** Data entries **

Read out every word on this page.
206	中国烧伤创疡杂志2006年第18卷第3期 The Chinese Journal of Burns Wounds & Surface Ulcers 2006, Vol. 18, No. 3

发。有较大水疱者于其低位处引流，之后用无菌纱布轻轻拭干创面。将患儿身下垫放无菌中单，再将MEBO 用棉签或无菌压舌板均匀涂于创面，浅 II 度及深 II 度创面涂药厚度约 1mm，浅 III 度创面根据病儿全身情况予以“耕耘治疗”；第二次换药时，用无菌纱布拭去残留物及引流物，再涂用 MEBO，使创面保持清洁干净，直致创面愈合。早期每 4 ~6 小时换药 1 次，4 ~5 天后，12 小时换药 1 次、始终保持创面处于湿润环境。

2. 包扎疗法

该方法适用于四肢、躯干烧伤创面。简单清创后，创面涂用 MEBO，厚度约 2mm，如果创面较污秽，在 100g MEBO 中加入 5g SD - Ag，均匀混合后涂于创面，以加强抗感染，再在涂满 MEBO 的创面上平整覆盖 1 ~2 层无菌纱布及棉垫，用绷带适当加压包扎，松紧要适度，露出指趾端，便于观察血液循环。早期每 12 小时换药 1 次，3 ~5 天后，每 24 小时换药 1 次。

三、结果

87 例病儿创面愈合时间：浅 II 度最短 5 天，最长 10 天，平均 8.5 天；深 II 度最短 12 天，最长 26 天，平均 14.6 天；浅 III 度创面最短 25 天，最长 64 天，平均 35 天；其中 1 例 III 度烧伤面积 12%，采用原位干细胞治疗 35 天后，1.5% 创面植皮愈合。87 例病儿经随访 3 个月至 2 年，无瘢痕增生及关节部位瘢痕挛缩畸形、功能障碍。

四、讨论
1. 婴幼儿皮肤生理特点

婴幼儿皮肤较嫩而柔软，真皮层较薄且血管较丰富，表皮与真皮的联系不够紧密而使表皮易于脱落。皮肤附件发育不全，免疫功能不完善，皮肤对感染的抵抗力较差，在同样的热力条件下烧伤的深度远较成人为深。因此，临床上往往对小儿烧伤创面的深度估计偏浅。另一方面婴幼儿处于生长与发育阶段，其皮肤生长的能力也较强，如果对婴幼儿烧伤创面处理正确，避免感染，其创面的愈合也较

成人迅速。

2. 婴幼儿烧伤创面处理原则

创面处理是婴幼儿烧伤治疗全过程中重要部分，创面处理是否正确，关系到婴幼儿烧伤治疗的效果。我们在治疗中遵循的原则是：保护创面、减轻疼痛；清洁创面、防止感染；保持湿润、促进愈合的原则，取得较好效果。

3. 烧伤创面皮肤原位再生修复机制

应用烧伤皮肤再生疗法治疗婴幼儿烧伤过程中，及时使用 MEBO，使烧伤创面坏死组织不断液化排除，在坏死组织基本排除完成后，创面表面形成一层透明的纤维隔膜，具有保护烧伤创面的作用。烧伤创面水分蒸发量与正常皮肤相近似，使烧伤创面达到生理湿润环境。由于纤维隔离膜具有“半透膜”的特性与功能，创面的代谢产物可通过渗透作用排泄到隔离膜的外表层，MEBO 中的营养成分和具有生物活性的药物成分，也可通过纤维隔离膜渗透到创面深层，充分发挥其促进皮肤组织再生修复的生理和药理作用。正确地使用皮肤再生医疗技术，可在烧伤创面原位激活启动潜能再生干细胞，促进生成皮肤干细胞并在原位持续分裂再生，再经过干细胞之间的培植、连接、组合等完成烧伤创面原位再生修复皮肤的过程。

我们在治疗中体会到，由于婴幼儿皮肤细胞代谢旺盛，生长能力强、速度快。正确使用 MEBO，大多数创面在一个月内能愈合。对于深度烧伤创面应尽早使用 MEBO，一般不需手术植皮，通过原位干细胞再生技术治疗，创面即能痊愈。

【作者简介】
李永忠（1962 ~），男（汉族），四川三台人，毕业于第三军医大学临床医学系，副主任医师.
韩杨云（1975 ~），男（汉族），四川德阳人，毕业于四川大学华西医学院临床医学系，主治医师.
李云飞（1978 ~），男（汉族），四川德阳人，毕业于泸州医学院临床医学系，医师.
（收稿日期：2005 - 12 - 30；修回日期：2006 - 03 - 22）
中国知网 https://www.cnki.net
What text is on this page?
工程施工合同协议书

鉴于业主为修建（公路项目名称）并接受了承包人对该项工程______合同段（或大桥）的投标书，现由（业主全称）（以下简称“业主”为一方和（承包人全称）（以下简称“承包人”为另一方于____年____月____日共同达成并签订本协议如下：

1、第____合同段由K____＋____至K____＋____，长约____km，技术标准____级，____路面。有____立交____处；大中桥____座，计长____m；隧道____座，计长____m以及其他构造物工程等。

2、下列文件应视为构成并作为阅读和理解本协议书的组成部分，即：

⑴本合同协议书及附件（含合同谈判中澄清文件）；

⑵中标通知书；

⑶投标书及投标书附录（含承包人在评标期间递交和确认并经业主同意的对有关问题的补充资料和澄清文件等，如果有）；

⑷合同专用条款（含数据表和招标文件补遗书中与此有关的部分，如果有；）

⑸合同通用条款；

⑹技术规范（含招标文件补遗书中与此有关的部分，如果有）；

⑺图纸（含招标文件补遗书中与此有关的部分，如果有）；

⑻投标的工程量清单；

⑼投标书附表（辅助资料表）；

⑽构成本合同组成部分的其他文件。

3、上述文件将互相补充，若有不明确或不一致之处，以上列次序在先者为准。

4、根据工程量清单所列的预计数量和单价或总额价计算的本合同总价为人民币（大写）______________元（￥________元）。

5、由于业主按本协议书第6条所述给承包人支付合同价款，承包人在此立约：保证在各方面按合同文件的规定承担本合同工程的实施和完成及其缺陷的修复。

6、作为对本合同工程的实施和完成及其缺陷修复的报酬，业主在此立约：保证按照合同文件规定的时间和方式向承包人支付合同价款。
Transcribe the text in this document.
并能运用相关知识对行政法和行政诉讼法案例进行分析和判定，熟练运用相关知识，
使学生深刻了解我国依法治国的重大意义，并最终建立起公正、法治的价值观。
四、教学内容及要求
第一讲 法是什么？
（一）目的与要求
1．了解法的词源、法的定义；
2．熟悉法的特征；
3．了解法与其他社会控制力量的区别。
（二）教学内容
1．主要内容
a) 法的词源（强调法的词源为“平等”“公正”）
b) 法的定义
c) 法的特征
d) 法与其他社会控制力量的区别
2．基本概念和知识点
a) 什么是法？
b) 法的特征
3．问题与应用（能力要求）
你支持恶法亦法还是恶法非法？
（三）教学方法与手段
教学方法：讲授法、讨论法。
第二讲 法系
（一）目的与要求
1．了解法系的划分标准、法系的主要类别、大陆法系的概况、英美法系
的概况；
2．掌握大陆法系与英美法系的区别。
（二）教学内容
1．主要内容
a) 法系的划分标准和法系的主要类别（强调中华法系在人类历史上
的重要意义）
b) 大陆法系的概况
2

** What you will do **
From the entries above, copy every line containing the word "MEBO".

** Complete output **
发。有较大水疱者于其低位处引流，之后用无菌纱布轻轻拭干创面。将患儿身下垫放无菌中单，再将MEBO 用棉签或无菌压舌板均匀涂于创面，浅 II 度及深 II 度创面涂药厚度约 1mm，浅 III 度创面根据病儿全身情况予以“耕耘治疗”；第二次换药时，用无菌纱布拭去残留物及引流物，再涂用 MEBO，使创面保持清洁干净，直致创面愈合。早期每 4 ~6 小时换药 1 次，4 ~5 天后，12 小时换药 1 次、始终保持创面处于湿润环境。
该方法适用于四肢、躯干烧伤创面。简单清创后，创面涂用 MEBO，厚度约 2mm，如果创面较污秽，在 100g MEBO 中加入 5g SD - Ag，均匀混合后涂于创面，以加强抗感染，再在涂满 MEBO 的创面上平整覆盖 1 ~2 层无菌纱布及棉垫，用绷带适当加压包扎，松紧要适度，露出指趾端，便于观察血液循环。早期每 12 小时换药 1 次，3 ~5 天后，每 24 小时换药 1 次。
应用烧伤皮肤再生疗法治疗婴幼儿烧伤过程中，及时使用 MEBO，使烧伤创面坏死组织不断液化排除，在坏死组织基本排除完成后，创面表面形成一层透明的纤维隔膜，具有保护烧伤创面的作用。烧伤创面水分蒸发量与正常皮肤相近似，使烧伤创面达到生理湿润环境。由于纤维隔离膜具有“半透膜”的特性与功能，创面的代谢产物可通过渗透作用排泄到隔离膜的外表层，MEBO 中的营养成分和具有生物活性的药物成分，也可通过纤维隔离膜渗透到创面深层，充分发挥其促进皮肤组织再生修复的生理和药理作用。正确地使用皮肤再生医疗技术，可在烧伤创面原位激活启动潜能再生干细胞，促进生成皮肤干细胞并在原位持续分裂再生，再经过干细胞之间的培植、连接、组合等完成烧伤创面原位再生修复皮肤的过程。
我们在治疗中体会到，由于婴幼儿皮肤细胞代谢旺盛，生长能力强、速度快。正确使用 MEBO，大多数创面在一个月内能愈合。对于深度烧伤创面应尽早使用 MEBO，一般不需手术植皮，通过原位干细胞再生技术治疗，创面即能痊愈。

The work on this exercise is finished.